### TASK
Give only the count of lines containing "Całkowita".

### Extracted records
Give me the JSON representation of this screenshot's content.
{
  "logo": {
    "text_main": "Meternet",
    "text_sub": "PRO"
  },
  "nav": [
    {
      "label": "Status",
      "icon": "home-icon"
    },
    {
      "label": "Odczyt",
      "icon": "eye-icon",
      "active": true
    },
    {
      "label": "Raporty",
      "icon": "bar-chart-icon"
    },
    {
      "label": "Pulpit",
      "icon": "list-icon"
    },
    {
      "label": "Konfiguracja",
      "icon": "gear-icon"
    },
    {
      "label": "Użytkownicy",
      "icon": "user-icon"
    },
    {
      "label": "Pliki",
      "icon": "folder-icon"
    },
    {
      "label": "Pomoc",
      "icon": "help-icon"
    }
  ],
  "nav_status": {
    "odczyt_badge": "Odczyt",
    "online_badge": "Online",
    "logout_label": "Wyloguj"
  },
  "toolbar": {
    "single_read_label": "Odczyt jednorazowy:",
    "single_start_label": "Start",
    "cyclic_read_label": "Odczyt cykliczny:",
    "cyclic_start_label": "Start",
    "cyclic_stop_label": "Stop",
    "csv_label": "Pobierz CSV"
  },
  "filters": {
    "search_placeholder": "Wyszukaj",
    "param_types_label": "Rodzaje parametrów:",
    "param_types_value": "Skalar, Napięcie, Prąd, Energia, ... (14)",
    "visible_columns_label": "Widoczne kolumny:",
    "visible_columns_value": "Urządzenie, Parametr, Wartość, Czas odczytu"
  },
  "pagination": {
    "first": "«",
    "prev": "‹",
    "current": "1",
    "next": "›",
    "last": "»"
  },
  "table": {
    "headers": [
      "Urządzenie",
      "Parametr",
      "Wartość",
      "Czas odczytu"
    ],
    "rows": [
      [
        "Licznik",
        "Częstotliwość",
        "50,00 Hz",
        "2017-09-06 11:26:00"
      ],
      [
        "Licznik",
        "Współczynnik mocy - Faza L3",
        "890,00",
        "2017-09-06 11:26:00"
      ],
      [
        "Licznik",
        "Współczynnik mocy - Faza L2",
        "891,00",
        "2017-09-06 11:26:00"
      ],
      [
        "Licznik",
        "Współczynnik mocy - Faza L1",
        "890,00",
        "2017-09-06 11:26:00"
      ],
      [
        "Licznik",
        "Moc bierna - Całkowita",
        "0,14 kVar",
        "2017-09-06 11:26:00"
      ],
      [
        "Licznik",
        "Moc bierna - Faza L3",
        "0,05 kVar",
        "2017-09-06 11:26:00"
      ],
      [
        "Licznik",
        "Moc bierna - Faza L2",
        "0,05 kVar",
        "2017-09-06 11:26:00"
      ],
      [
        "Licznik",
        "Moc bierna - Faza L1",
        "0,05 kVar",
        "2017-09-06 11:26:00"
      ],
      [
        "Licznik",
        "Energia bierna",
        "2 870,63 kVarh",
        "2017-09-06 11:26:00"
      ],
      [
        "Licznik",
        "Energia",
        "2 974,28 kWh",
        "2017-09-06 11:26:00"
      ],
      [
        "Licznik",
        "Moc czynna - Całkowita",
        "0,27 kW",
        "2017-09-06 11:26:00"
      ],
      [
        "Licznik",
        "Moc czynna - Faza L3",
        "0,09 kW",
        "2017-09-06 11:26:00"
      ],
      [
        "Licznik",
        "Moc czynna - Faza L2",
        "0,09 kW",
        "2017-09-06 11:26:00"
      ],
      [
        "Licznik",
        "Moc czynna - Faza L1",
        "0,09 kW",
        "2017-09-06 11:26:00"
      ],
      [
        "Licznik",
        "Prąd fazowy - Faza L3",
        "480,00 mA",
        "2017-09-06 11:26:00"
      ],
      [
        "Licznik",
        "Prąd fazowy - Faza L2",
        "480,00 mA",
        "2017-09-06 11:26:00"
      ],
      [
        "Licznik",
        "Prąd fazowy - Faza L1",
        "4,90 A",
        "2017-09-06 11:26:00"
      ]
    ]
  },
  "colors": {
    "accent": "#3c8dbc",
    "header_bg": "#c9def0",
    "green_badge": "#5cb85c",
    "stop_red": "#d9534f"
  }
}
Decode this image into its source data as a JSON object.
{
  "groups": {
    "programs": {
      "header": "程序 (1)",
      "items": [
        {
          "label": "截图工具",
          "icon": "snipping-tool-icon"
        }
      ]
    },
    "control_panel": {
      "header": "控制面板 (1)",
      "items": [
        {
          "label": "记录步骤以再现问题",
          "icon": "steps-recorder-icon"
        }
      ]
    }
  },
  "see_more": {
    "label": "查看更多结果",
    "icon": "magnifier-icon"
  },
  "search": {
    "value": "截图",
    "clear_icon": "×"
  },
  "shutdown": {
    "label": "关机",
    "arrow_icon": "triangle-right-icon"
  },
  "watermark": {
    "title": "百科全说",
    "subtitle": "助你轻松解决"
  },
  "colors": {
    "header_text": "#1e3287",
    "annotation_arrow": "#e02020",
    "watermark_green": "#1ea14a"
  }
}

### SOLUTION FOR THIS PROBLEM
2